— Instructions for the task —
Return every line of the material exactly.

-- begin Given records --

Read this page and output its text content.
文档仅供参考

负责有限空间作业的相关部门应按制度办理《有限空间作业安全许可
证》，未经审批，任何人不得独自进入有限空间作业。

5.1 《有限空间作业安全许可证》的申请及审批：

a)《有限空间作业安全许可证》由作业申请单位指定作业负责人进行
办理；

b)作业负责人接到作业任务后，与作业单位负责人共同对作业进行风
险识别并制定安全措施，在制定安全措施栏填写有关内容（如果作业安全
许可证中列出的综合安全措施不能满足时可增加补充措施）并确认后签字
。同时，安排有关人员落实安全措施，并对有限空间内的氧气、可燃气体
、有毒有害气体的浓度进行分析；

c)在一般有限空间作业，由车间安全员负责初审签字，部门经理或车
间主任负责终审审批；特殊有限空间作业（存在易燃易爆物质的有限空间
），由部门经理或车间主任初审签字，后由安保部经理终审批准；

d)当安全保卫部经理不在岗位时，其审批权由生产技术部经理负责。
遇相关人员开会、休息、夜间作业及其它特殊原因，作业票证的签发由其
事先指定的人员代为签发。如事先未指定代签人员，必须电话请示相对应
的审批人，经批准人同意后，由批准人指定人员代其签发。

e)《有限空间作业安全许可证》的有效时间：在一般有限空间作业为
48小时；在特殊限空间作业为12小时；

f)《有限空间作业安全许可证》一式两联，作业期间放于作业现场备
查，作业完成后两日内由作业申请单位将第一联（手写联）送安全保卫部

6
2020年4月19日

-- end Given records --

— Result of this task —
Read this page and output its text content.
文档仅供参考

负责有限空间作业的相关部门应按制度办理《有限空间作业安全许可
证》，未经审批，任何人不得独自进入有限空间作业。

5.1 《有限空间作业安全许可证》的申请及审批：

a)《有限空间作业安全许可证》由作业申请单位指定作业负责人进行
办理；

b)作业负责人接到作业任务后，与作业单位负责人共同对作业进行风
险识别并制定安全措施，在制定安全措施栏填写有关内容（如果作业安全
许可证中列出的综合安全措施不能满足时可增加补充措施）并确认后签字
。同时，安排有关人员落实安全措施，并对有限空间内的氧气、可燃气体
、有毒有害气体的浓度进行分析；

c)在一般有限空间作业，由车间安全员负责初审签字，部门经理或车
间主任负责终审审批；特殊有限空间作业（存在易燃易爆物质的有限空间
），由部门经理或车间主任初审签字，后由安保部经理终审批准；

d)当安全保卫部经理不在岗位时，其审批权由生产技术部经理负责。
遇相关人员开会、休息、夜间作业及其它特殊原因，作业票证的签发由其
事先指定的人员代为签发。如事先未指定代签人员，必须电话请示相对应
的审批人，经批准人同意后，由批准人指定人员代其签发。

e)《有限空间作业安全许可证》的有效时间：在一般有限空间作业为
48小时；在特殊限空间作业为12小时；

f)《有限空间作业安全许可证》一式两联，作业期间放于作业现场备
查，作业完成后两日内由作业申请单位将第一联（手写联）送安全保卫部

6
2020年4月19日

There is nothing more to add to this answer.